DIRECTION:
Quote every line below exactly and skip any picture.

[Data records]
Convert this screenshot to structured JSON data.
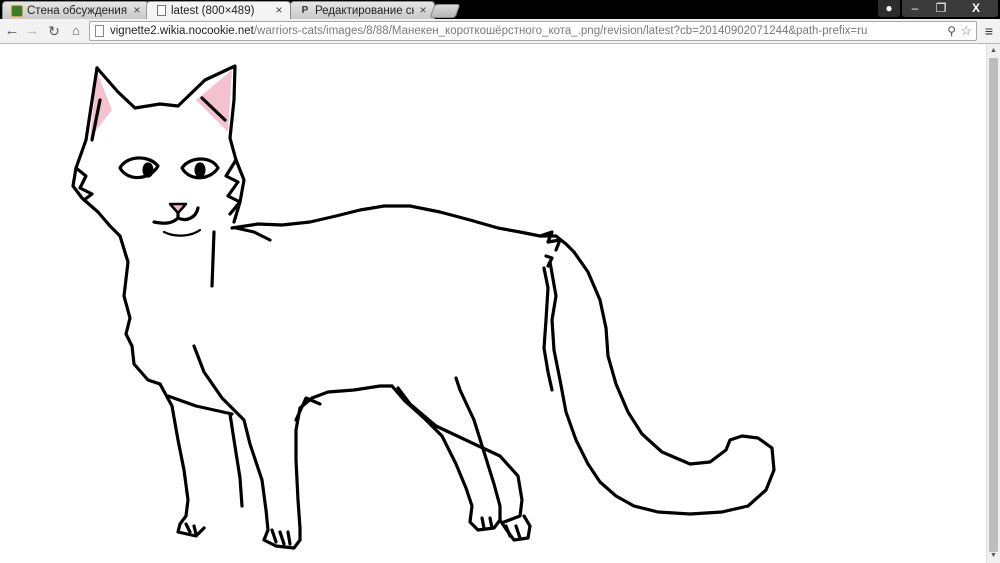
{
  "tabs": [
    {
      "title": "Стена обсуждения:С",
      "icon": "warriors-favicon-icon",
      "close": "×"
    },
    {
      "title": "latest (800×489)",
      "icon": "page-icon",
      "close": "×"
    },
    {
      "title": "Редактирование скр",
      "icon": "p-favicon-icon",
      "icon_glyph": "P",
      "close": "×"
    }
  ],
  "window_controls": {
    "minimize": "‒",
    "maximize": "❐",
    "close": "X",
    "user": "●"
  },
  "toolbar": {
    "back": "←",
    "forward": "→",
    "reload": "↻",
    "home": "⌂",
    "menu": "≡",
    "zoom": "⚲",
    "star": "☆"
  },
  "omnibox": {
    "host": "vignette2.wikia.nocookie.net",
    "path": "/warriors-cats/images/8/88/Манекен_короткошёрстного_кота_.png/revision/latest?cb=20140902071244&path-prefix=ru"
  },
  "content": {
    "image": "cat-lineart",
    "colors": {
      "ear_inner": "#f4c2cf",
      "nose": "#f2b8c6",
      "outline": "#000000"
    }
  }
}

SOLVED PROBLEM:
Convert this screenshot to structured JSON data.
{
  "tabs": [
    {
      "title": "Стена обсуждения:С",
      "icon": "warriors-favicon-icon",
      "close": "×"
    },
    {
      "title": "latest (800×489)",
      "icon": "page-icon",
      "close": "×"
    },
    {
      "title": "Редактирование скр",
      "icon": "p-favicon-icon",
      "icon_glyph": "P",
      "close": "×"
    }
  ],
  "window_controls": {
    "minimize": "‒",
    "maximize": "❐",
    "close": "X",
    "user": "●"
  },
  "toolbar": {
    "back": "←",
    "forward": "→",
    "reload": "↻",
    "home": "⌂",
    "menu": "≡",
    "zoom": "⚲",
    "star": "☆"
  },
  "omnibox": {
    "host": "vignette2.wikia.nocookie.net",
    "path": "/warriors-cats/images/8/88/Манекен_короткошёрстного_кота_.png/revision/latest?cb=20140902071244&path-prefix=ru"
  },
  "content": {
    "image": "cat-lineart",
    "colors": {
      "ear_inner": "#f4c2cf",
      "nose": "#f2b8c6",
      "outline": "#000000"
    }
  }
}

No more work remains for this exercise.